## Do this
Copy out all the lines where "Security" shows up.

## Supplied material
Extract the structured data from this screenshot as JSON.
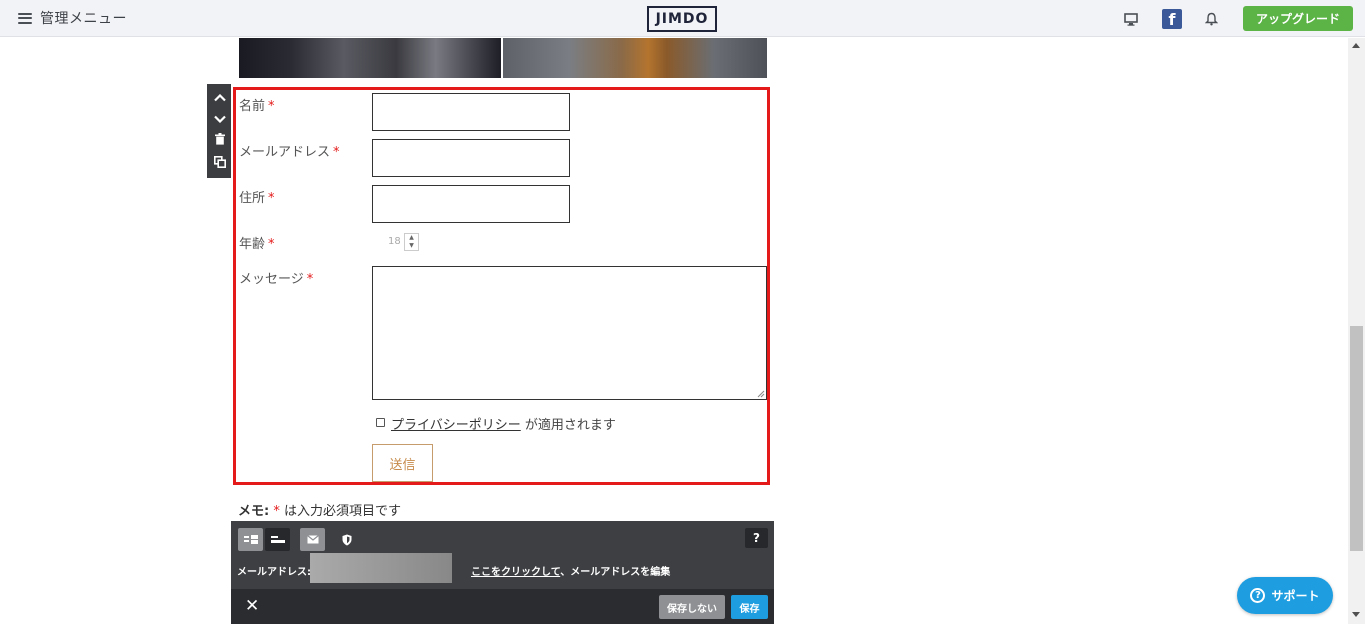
{
  "topbar": {
    "menu_label": "管理メニュー",
    "logo": "JIMDO",
    "facebook_glyph": "f",
    "upgrade_label": "アップグレード"
  },
  "form": {
    "required_mark": "*",
    "fields": [
      {
        "label": "名前"
      },
      {
        "label": "メールアドレス"
      },
      {
        "label": "住所"
      },
      {
        "label": "年齢",
        "value": "18"
      },
      {
        "label": "メッセージ"
      }
    ],
    "privacy_link": "プライバシーポリシー",
    "privacy_suffix": " が適用されます",
    "submit_label": "送信",
    "memo_prefix": "メモ:",
    "memo_mark": "*",
    "memo_text": " は入力必須項目です"
  },
  "toolbar": {
    "help_label": "?",
    "email_label": "メールアドレス:",
    "edit_link": "ここをクリックして",
    "edit_suffix": "、メールアドレスを編集"
  },
  "footer": {
    "close_label": "✕",
    "no_save_label": "保存しない",
    "save_label": "保存"
  },
  "support": {
    "label": "サポート",
    "icon_glyph": "?"
  },
  "colors": {
    "accent_red": "#e41919",
    "upgrade_green": "#5cb346",
    "save_blue": "#1e9ee0"
  },
  "icons": [
    "hamburger-icon",
    "desktop-icon",
    "facebook-icon",
    "bell-icon",
    "chevron-up-icon",
    "chevron-down-icon",
    "trash-icon",
    "copy-icon",
    "layout-label-left-icon",
    "layout-label-top-icon",
    "mail-icon",
    "shield-icon",
    "help-icon",
    "close-icon",
    "question-circle-icon"
  ]
}
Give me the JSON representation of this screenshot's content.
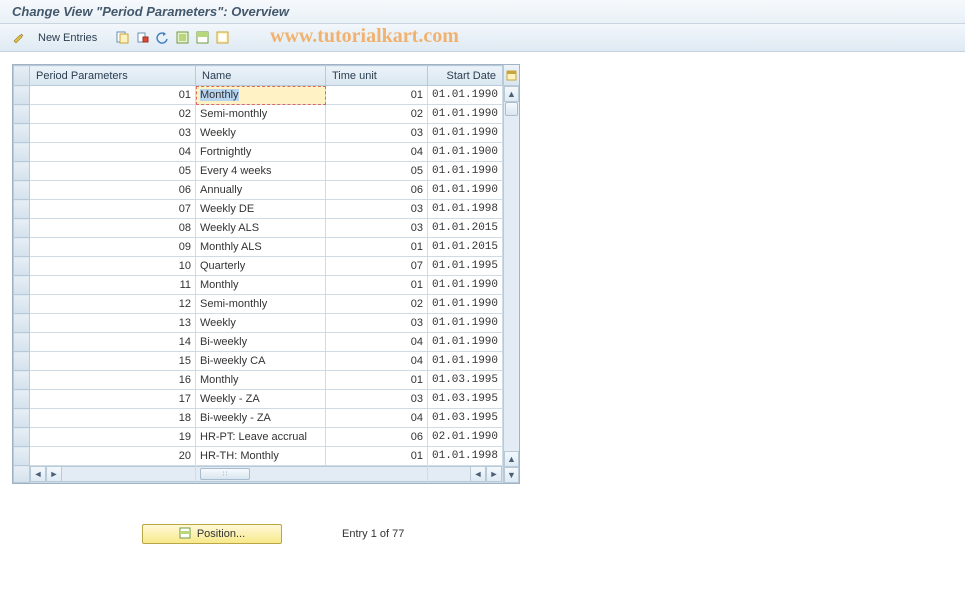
{
  "title": "Change View \"Period Parameters\": Overview",
  "watermark": "www.tutorialkart.com",
  "toolbar": {
    "new_entries_label": "New Entries"
  },
  "columns": {
    "period_parameters": "Period Parameters",
    "name": "Name",
    "time_unit": "Time unit",
    "start_date": "Start Date"
  },
  "rows": [
    {
      "pp": "01",
      "name": "Monthly",
      "tu": "01",
      "sd": "01.01.1990"
    },
    {
      "pp": "02",
      "name": "Semi-monthly",
      "tu": "02",
      "sd": "01.01.1990"
    },
    {
      "pp": "03",
      "name": "Weekly",
      "tu": "03",
      "sd": "01.01.1990"
    },
    {
      "pp": "04",
      "name": "Fortnightly",
      "tu": "04",
      "sd": "01.01.1900"
    },
    {
      "pp": "05",
      "name": "Every 4 weeks",
      "tu": "05",
      "sd": "01.01.1990"
    },
    {
      "pp": "06",
      "name": "Annually",
      "tu": "06",
      "sd": "01.01.1990"
    },
    {
      "pp": "07",
      "name": "Weekly  DE",
      "tu": "03",
      "sd": "01.01.1998"
    },
    {
      "pp": "08",
      "name": "Weekly ALS",
      "tu": "03",
      "sd": "01.01.2015"
    },
    {
      "pp": "09",
      "name": "Monthly ALS",
      "tu": "01",
      "sd": "01.01.2015"
    },
    {
      "pp": "10",
      "name": "Quarterly",
      "tu": "07",
      "sd": "01.01.1995"
    },
    {
      "pp": "11",
      "name": "Monthly",
      "tu": "01",
      "sd": "01.01.1990"
    },
    {
      "pp": "12",
      "name": "Semi-monthly",
      "tu": "02",
      "sd": "01.01.1990"
    },
    {
      "pp": "13",
      "name": "Weekly",
      "tu": "03",
      "sd": "01.01.1990"
    },
    {
      "pp": "14",
      "name": "Bi-weekly",
      "tu": "04",
      "sd": "01.01.1990"
    },
    {
      "pp": "15",
      "name": "Bi-weekly CA",
      "tu": "04",
      "sd": "01.01.1990"
    },
    {
      "pp": "16",
      "name": "Monthly",
      "tu": "01",
      "sd": "01.03.1995"
    },
    {
      "pp": "17",
      "name": "Weekly - ZA",
      "tu": "03",
      "sd": "01.03.1995"
    },
    {
      "pp": "18",
      "name": "Bi-weekly - ZA",
      "tu": "04",
      "sd": "01.03.1995"
    },
    {
      "pp": "19",
      "name": "HR-PT: Leave accrual",
      "tu": "06",
      "sd": "02.01.1990"
    },
    {
      "pp": "20",
      "name": "HR-TH: Monthly",
      "tu": "01",
      "sd": "01.01.1998"
    }
  ],
  "footer": {
    "position_label": "Position...",
    "entry_text": "Entry 1 of 77"
  }
}
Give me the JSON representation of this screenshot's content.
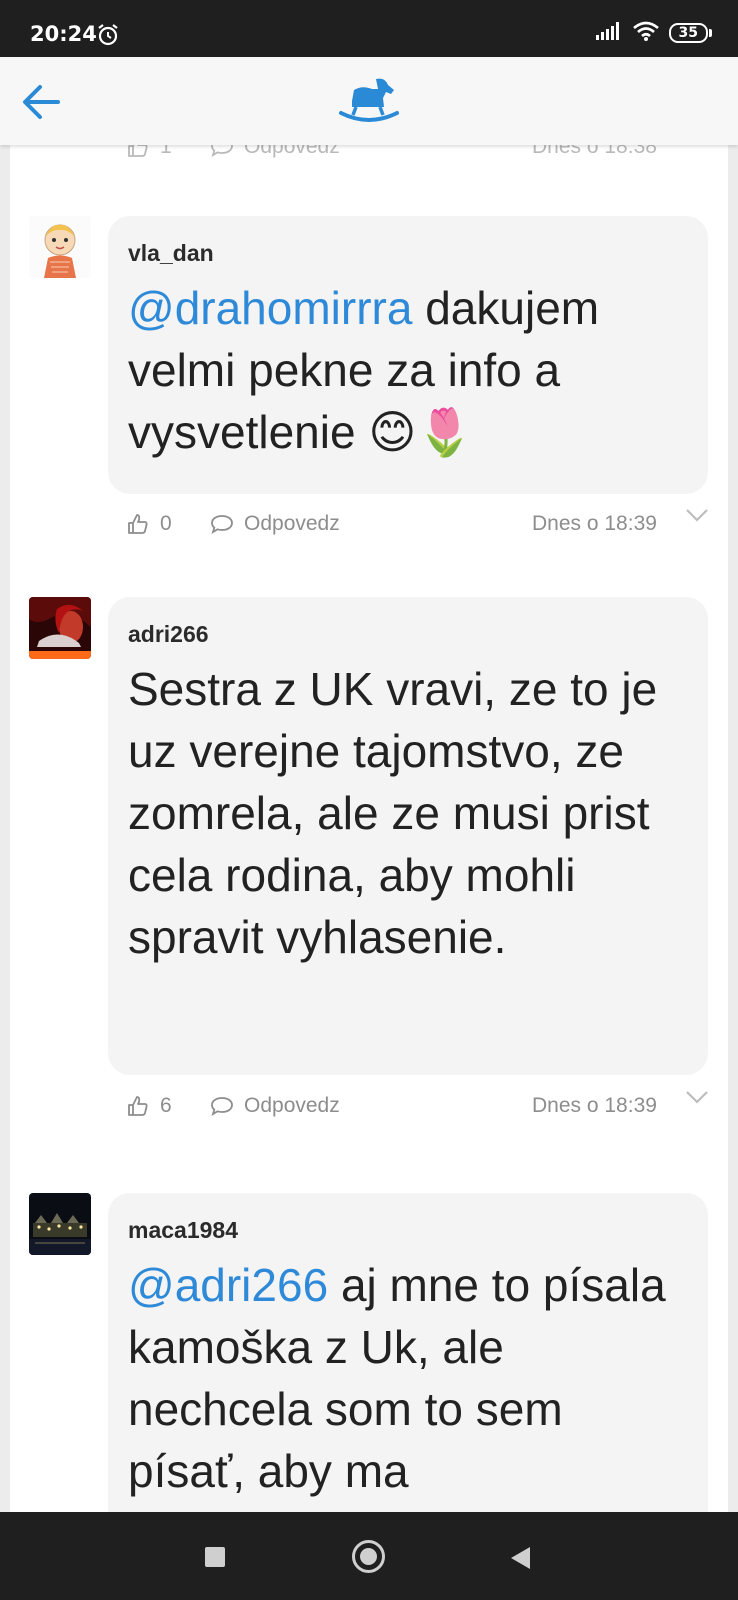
{
  "status_bar": {
    "time": "20:24",
    "battery": "35"
  },
  "previous_comment": {
    "likes": "1",
    "reply_label": "Odpovedz",
    "time": "Dnes o 18:38"
  },
  "comments": [
    {
      "username": "vla_dan",
      "mention": "@drahomirrra",
      "text": "dakujem velmi pekne za info a vysvetlenie 😊🌷",
      "likes": "0",
      "reply_label": "Odpovedz",
      "time": "Dnes o 18:39"
    },
    {
      "username": "adri266",
      "mention": "",
      "text": "Sestra z UK vravi, ze to je uz verejne tajomstvo, ze zomrela, ale ze musi prist cela rodina, aby mohli spravit vyhlasenie.",
      "likes": "6",
      "reply_label": "Odpovedz",
      "time": "Dnes o 18:39"
    },
    {
      "username": "maca1984",
      "mention": "@adri266",
      "text": "aj mne to písala kamoška z Uk, ale nechcela som to sem písať, aby ma",
      "likes": "",
      "reply_label": "",
      "time": ""
    }
  ],
  "colors": {
    "accent": "#2e8ad8",
    "bubble": "#f4f4f4",
    "meta": "#8d8d8d"
  },
  "icons": {
    "back": "arrow-left-icon",
    "logo": "rocking-horse-icon",
    "like": "thumbs-up-icon",
    "reply": "speech-bubble-icon",
    "expand": "chevron-down-icon"
  }
}
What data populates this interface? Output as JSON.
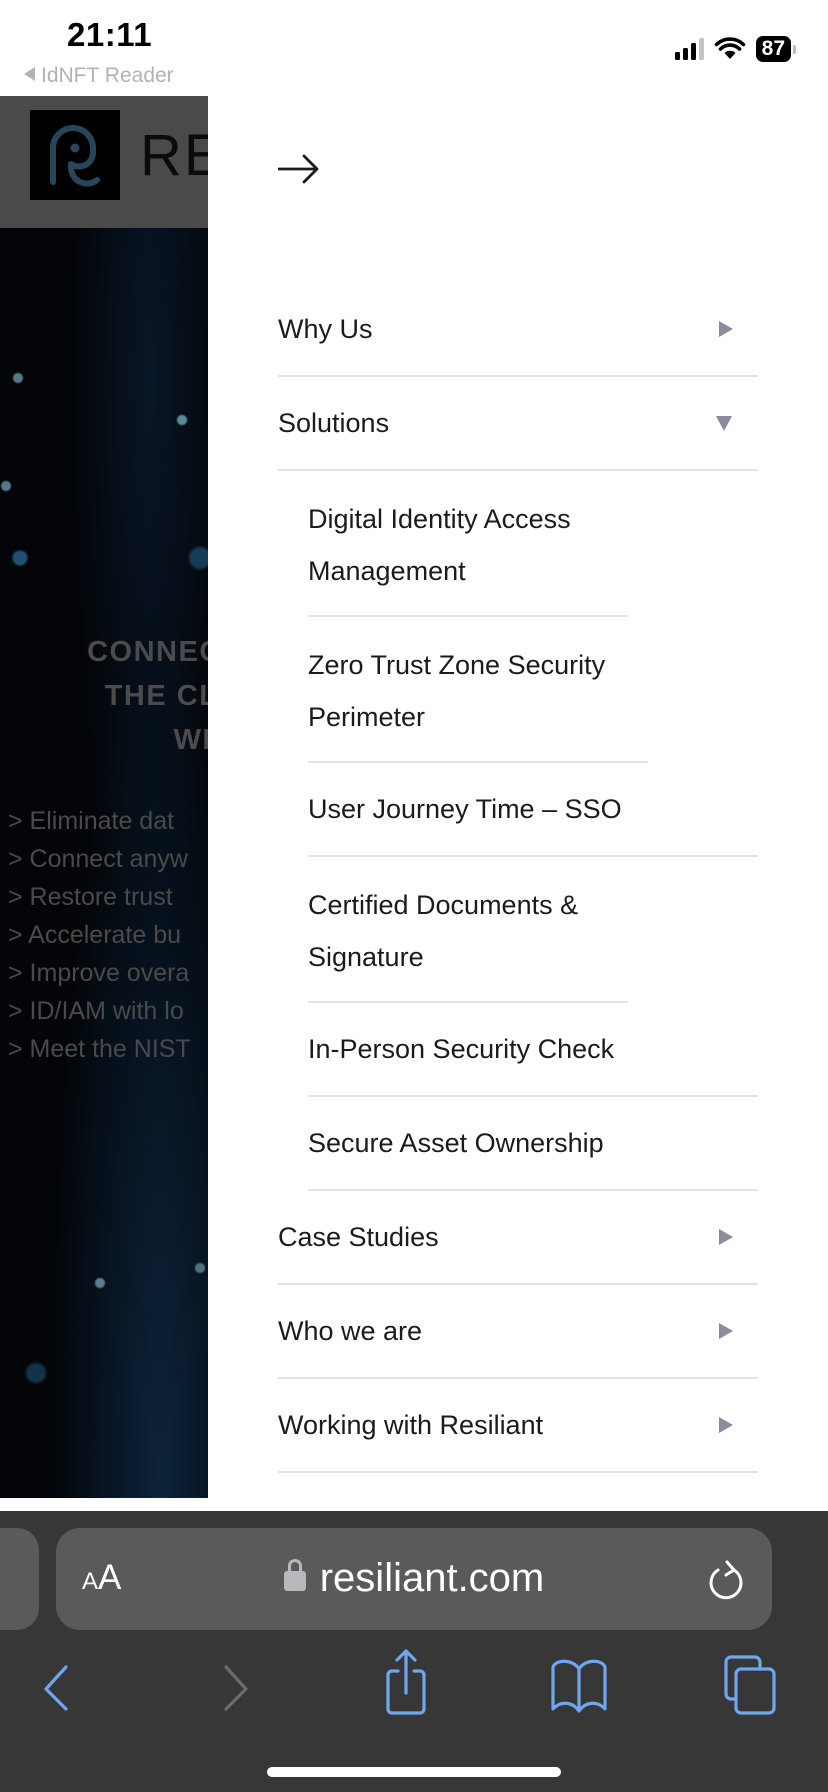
{
  "status_bar": {
    "time": "21:11",
    "back_app": "IdNFT Reader",
    "battery": "87"
  },
  "background_page": {
    "brand_partial": "RE",
    "hero_title_lines": [
      "CONNECTIN",
      "THE CLI",
      "WI"
    ],
    "hero_list": [
      "> Eliminate dat",
      "> Connect anyw",
      "> Restore trust",
      "> Accelerate bu",
      "> Improve overa",
      "> ID/IAM with lo",
      "> Meet the NIST"
    ]
  },
  "drawer": {
    "close_icon": "arrow-right-icon",
    "menu": [
      {
        "label": "Why Us",
        "state": "collapsed"
      },
      {
        "label": "Solutions",
        "state": "expanded"
      },
      {
        "label": "Case Studies",
        "state": "collapsed"
      },
      {
        "label": "Who we are",
        "state": "collapsed"
      },
      {
        "label": "Working with Resiliant",
        "state": "collapsed"
      }
    ],
    "solutions_submenu": [
      "Digital Identity Access Management",
      "Zero Trust Zone Security Perimeter",
      "User Journey Time – SSO",
      "Certified Documents & Signature",
      "In-Person Security Check",
      "Secure Asset Ownership"
    ],
    "arrow_color": "#8a8c9c"
  },
  "safari": {
    "aa_small": "A",
    "aa_big": "A",
    "url": "resiliant.com",
    "accent_color": "#6fa6f0",
    "disabled_color": "#6b6b6b"
  }
}
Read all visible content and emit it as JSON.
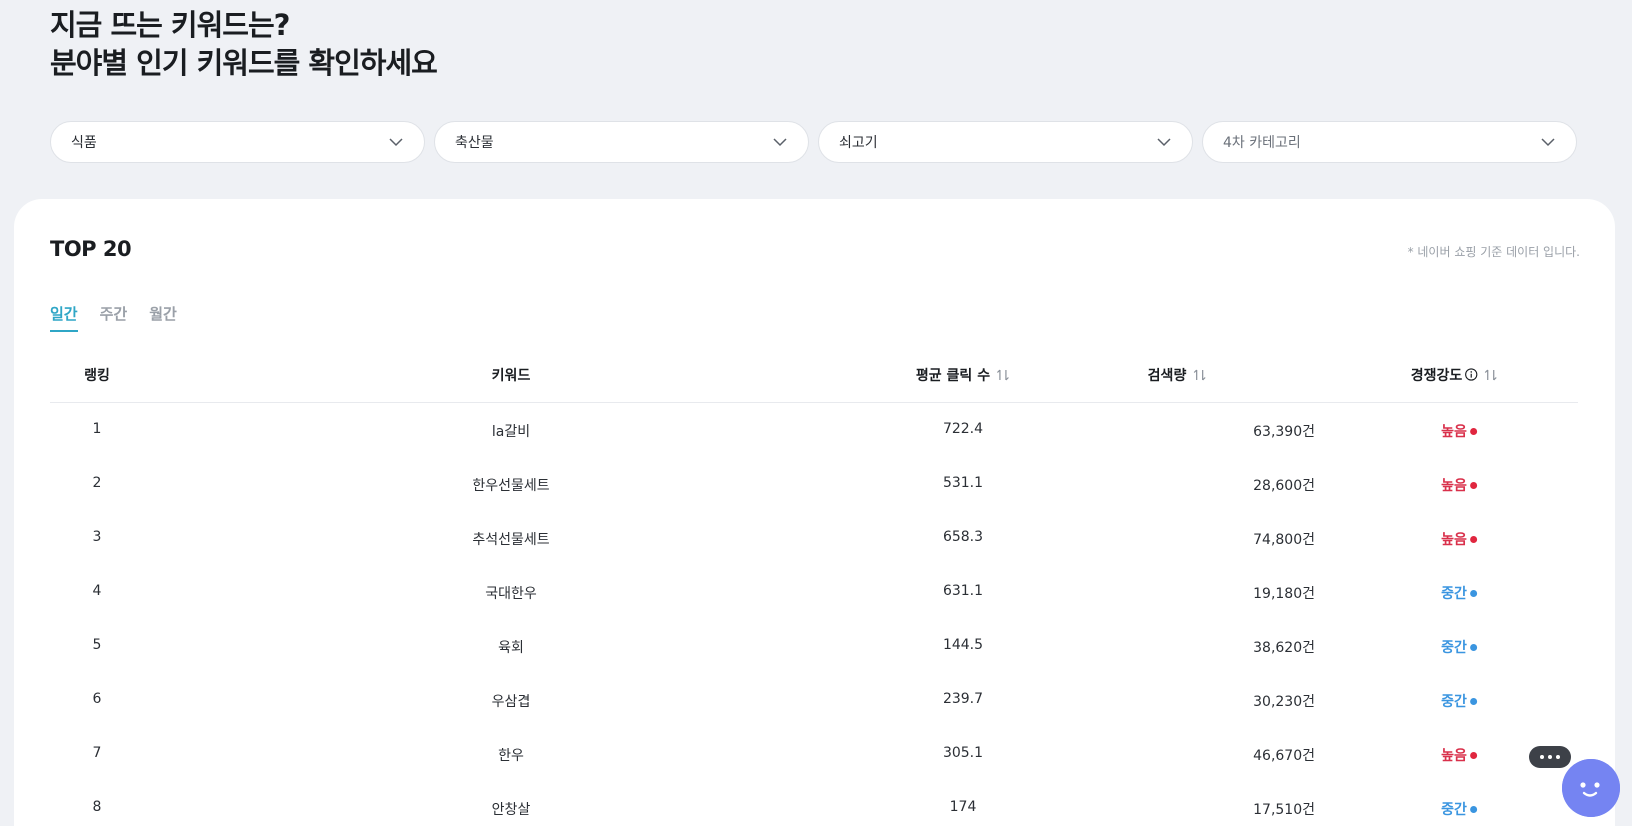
{
  "headline": {
    "line1": "지금 뜨는 키워드는?",
    "line2": "분야별 인기 키워드를 확인하세요"
  },
  "filters": [
    {
      "value": "식품",
      "placeholder": false
    },
    {
      "value": "축산물",
      "placeholder": false
    },
    {
      "value": "쇠고기",
      "placeholder": false
    },
    {
      "value": "4차 카테고리",
      "placeholder": true
    }
  ],
  "card": {
    "title": "TOP 20",
    "source_note": "* 네이버 쇼핑 기준 데이터 입니다.",
    "tabs": [
      {
        "label": "일간",
        "active": true
      },
      {
        "label": "주간",
        "active": false
      },
      {
        "label": "월간",
        "active": false
      }
    ]
  },
  "table": {
    "headers": {
      "rank": "랭킹",
      "keyword": "키워드",
      "avg_clicks": "평균 클릭 수",
      "search_volume": "검색량",
      "competition": "경쟁강도"
    },
    "rows": [
      {
        "rank": "1",
        "keyword": "la갈비",
        "avg_clicks": "722.4",
        "search_volume": "63,390건",
        "competition": "높음",
        "level": "high"
      },
      {
        "rank": "2",
        "keyword": "한우선물세트",
        "avg_clicks": "531.1",
        "search_volume": "28,600건",
        "competition": "높음",
        "level": "high"
      },
      {
        "rank": "3",
        "keyword": "추석선물세트",
        "avg_clicks": "658.3",
        "search_volume": "74,800건",
        "competition": "높음",
        "level": "high"
      },
      {
        "rank": "4",
        "keyword": "국대한우",
        "avg_clicks": "631.1",
        "search_volume": "19,180건",
        "competition": "중간",
        "level": "mid"
      },
      {
        "rank": "5",
        "keyword": "육회",
        "avg_clicks": "144.5",
        "search_volume": "38,620건",
        "competition": "중간",
        "level": "mid"
      },
      {
        "rank": "6",
        "keyword": "우삼겹",
        "avg_clicks": "239.7",
        "search_volume": "30,230건",
        "competition": "중간",
        "level": "mid"
      },
      {
        "rank": "7",
        "keyword": "한우",
        "avg_clicks": "305.1",
        "search_volume": "46,670건",
        "competition": "높음",
        "level": "high"
      },
      {
        "rank": "8",
        "keyword": "안창살",
        "avg_clicks": "174",
        "search_volume": "17,510건",
        "competition": "중간",
        "level": "mid"
      }
    ]
  },
  "colors": {
    "accent": "#2fa6c6",
    "high": "#d9304b",
    "mid": "#3a95e0"
  },
  "icons": {
    "select_arrow": "chevron-down-icon",
    "sort": "sort-arrows-icon",
    "info": "info-icon",
    "chat": "chat-bubble-icon",
    "bot": "chatbot-avatar-icon"
  }
}
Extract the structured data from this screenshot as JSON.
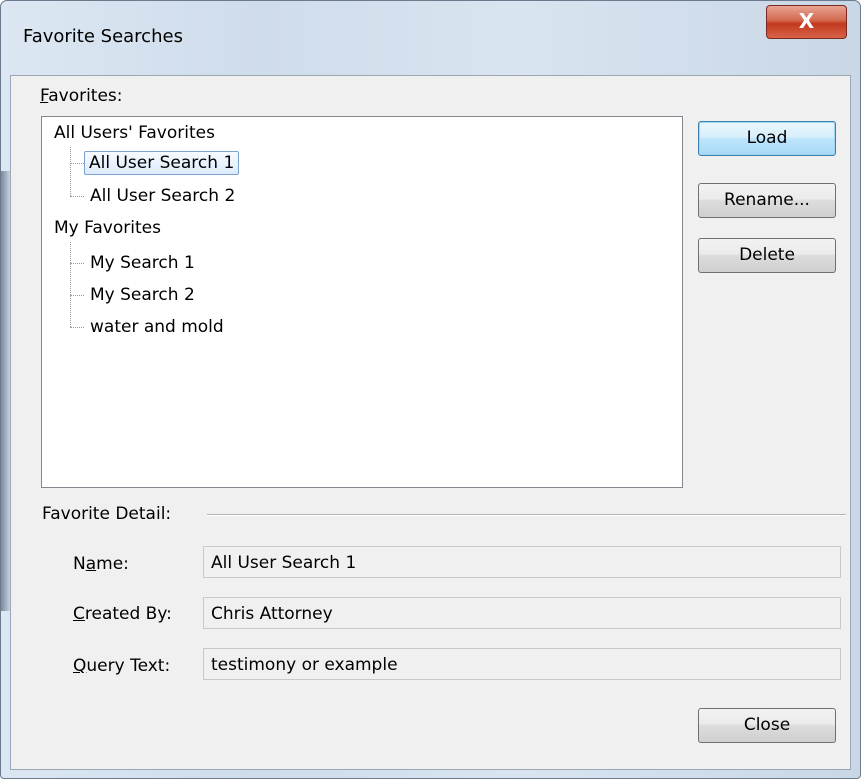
{
  "window": {
    "title": "Favorite Searches",
    "close_glyph": "X"
  },
  "favorites": {
    "label_prefix": "F",
    "label_rest": "avorites:",
    "groups": [
      {
        "label": "All Users' Favorites",
        "items": [
          "All User Search 1",
          "All User Search 2"
        ]
      },
      {
        "label": "My Favorites",
        "items": [
          "My Search 1",
          "My Search 2",
          "water and mold"
        ]
      }
    ],
    "selected": "All User Search 1"
  },
  "buttons": {
    "load": "Load",
    "rename": "Rename...",
    "delete": "Delete",
    "close": "Close"
  },
  "detail": {
    "section_label": "Favorite Detail:",
    "name_label_pre": "N",
    "name_label_ul": "a",
    "name_label_post": "me:",
    "name_value": "All User Search 1",
    "created_label_ul": "C",
    "created_label_post": "reated By:",
    "created_value": "Chris Attorney",
    "query_label_ul": "Q",
    "query_label_post": "uery Text:",
    "query_value": "testimony or example"
  }
}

## Result of this task
      "Zero Trust Zone Security Perimeter",
      "In-Person Security Check",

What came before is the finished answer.